--- start of MATERIAL SHOWN ---

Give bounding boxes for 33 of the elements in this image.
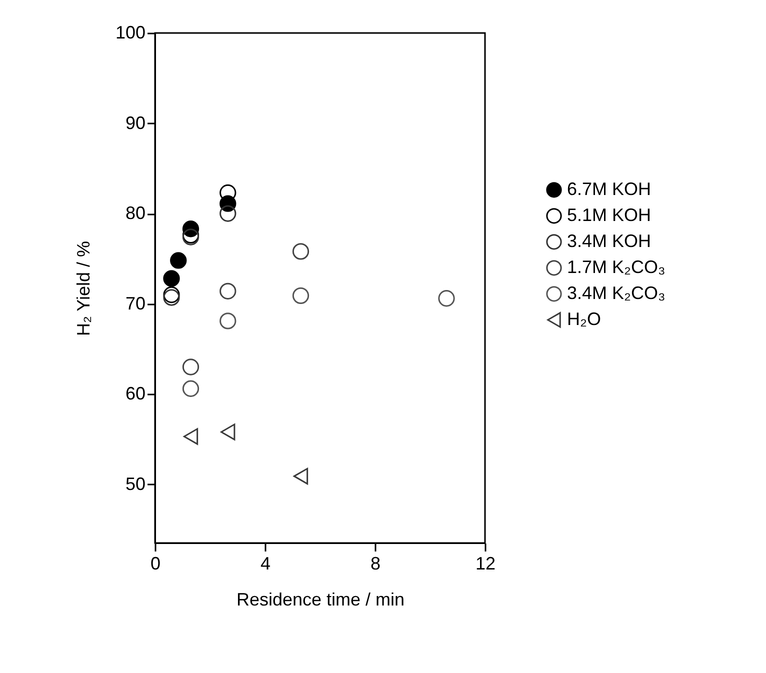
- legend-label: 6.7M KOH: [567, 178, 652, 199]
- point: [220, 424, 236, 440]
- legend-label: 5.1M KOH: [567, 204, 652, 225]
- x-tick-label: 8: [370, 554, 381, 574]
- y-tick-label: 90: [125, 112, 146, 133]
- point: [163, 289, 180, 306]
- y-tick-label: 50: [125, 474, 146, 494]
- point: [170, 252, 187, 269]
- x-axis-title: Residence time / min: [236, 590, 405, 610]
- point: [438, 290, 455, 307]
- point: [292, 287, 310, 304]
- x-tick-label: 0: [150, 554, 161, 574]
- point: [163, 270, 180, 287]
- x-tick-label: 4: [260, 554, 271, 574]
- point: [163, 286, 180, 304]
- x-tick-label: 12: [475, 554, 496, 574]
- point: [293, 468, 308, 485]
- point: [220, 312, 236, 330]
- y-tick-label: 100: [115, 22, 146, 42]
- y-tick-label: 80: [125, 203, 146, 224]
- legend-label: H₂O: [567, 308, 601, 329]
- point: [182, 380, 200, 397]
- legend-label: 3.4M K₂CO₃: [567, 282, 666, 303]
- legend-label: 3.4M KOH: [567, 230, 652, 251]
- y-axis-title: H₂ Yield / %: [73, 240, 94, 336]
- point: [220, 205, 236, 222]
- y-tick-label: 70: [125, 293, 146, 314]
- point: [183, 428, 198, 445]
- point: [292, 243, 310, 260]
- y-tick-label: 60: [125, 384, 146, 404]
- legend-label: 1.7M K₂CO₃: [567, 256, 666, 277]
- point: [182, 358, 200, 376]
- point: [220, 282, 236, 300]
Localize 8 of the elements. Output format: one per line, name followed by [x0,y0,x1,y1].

--- end of MATERIAL SHOWN ---

#### PROBLEM REQUIREMENTS
Put each line of the listing above into a Markdown table with two columns, n for the row number and Line for the text, skipping any blank lines. Leave the picture out of the table.

#### THE COMPLETED TASK
| n | Line |
|---|---|
| 1 | Give bounding boxes for 33 of the elements in this image. |
| 2 | - legend-label: 6.7M KOH: [567, 178, 652, 199] |
| 3 | - point: [220, 424, 236, 440] |
| 4 | - legend-label: 5.1M KOH: [567, 204, 652, 225] |
| 5 | - x-tick-label: 8: [370, 554, 381, 574] |
| 6 | - y-tick-label: 90: [125, 112, 146, 133] |
| 7 | - point: [163, 289, 180, 306] |
| 8 | - y-tick-label: 50: [125, 474, 146, 494] |
| 9 | - point: [170, 252, 187, 269] |
| 10 | - x-axis-title: Residence time / min: [236, 590, 405, 610] |
| 11 | - point: [438, 290, 455, 307] |
| 12 | - point: [292, 287, 310, 304] |
| 13 | - x-tick-label: 0: [150, 554, 161, 574] |
| 14 | - point: [163, 270, 180, 287] |
| 15 | - x-tick-label: 4: [260, 554, 271, 574] |
| 16 | - point: [163, 286, 180, 304] |
| 17 | - x-tick-label: 12: [475, 554, 496, 574] |
| 18 | - point: [293, 468, 308, 485] |
| 19 | - point: [220, 312, 236, 330] |
| 20 | - y-tick-label: 100: [115, 22, 146, 42] |
| 21 | - y-tick-label: 80: [125, 203, 146, 224] |
| 22 | - legend-label: H₂O: [567, 308, 601, 329] |
| 23 | - point: [182, 380, 200, 397] |
| 24 | - legend-label: 3.4M K₂CO₃: [567, 282, 666, 303] |
| 25 | - legend-label: 3.4M KOH: [567, 230, 652, 251] |
| 26 | - y-axis-title: H₂ Yield / %: [73, 240, 94, 336] |
| 27 | - point: [220, 205, 236, 222] |
| 28 | - y-tick-label: 70: [125, 293, 146, 314] |
| 29 | - point: [183, 428, 198, 445] |
| 30 | - point: [292, 243, 310, 260] |
| 31 | - y-tick-label: 60: [125, 384, 146, 404] |
| 32 | - legend-label: 1.7M K₂CO₃: [567, 256, 666, 277] |
| 33 | - point: [182, 358, 200, 376] |
| 34 | - point: [220, 282, 236, 300] |
| 35 | Localize 8 of the elements. Output format: one per line, name followed by [x0,y0,x1,y1]. |